Output every line of the data exactly as it appears.

==================================================

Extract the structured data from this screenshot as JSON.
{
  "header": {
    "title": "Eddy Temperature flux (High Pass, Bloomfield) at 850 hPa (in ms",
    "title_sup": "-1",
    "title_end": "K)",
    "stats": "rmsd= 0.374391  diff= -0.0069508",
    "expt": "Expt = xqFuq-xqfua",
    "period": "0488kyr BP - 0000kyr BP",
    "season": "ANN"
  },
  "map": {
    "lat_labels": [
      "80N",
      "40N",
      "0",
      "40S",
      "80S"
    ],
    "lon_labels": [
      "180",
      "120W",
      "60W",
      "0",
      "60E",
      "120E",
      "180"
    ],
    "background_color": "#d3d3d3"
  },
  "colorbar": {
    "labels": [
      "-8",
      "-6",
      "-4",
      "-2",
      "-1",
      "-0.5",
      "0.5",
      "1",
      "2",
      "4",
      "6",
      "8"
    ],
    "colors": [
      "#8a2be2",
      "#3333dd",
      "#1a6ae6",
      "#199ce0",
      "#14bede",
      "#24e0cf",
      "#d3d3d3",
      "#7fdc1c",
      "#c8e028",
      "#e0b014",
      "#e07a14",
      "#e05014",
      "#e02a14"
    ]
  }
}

==================================================

* RESULT FOR THIS TASK:
Extract the structured data from this screenshot as JSON.
{
  "header": {
    "title": "Eddy Temperature flux (High Pass, Bloomfield) at 850 hPa (in ms",
    "title_sup": "-1",
    "title_end": "K)",
    "stats": "rmsd= 0.374391  diff= -0.0069508",
    "expt": "Expt = xqFuq-xqfua",
    "period": "0488kyr BP - 0000kyr BP",
    "season": "ANN"
  },
  "map": {
    "lat_labels": [
      "80N",
      "40N",
      "0",
      "40S",
      "80S"
    ],
    "lon_labels": [
      "180",
      "120W",
      "60W",
      "0",
      "60E",
      "120E",
      "180"
    ],
    "background_color": "#d3d3d3"
  },
  "colorbar": {
    "labels": [
      "-8",
      "-6",
      "-4",
      "-2",
      "-1",
      "-0.5",
      "0.5",
      "1",
      "2",
      "4",
      "6",
      "8"
    ],
    "colors": [
      "#8a2be2",
      "#3333dd",
      "#1a6ae6",
      "#199ce0",
      "#14bede",
      "#24e0cf",
      "#d3d3d3",
      "#7fdc1c",
      "#c8e028",
      "#e0b014",
      "#e07a14",
      "#e05014",
      "#e02a14"
    ]
  }
}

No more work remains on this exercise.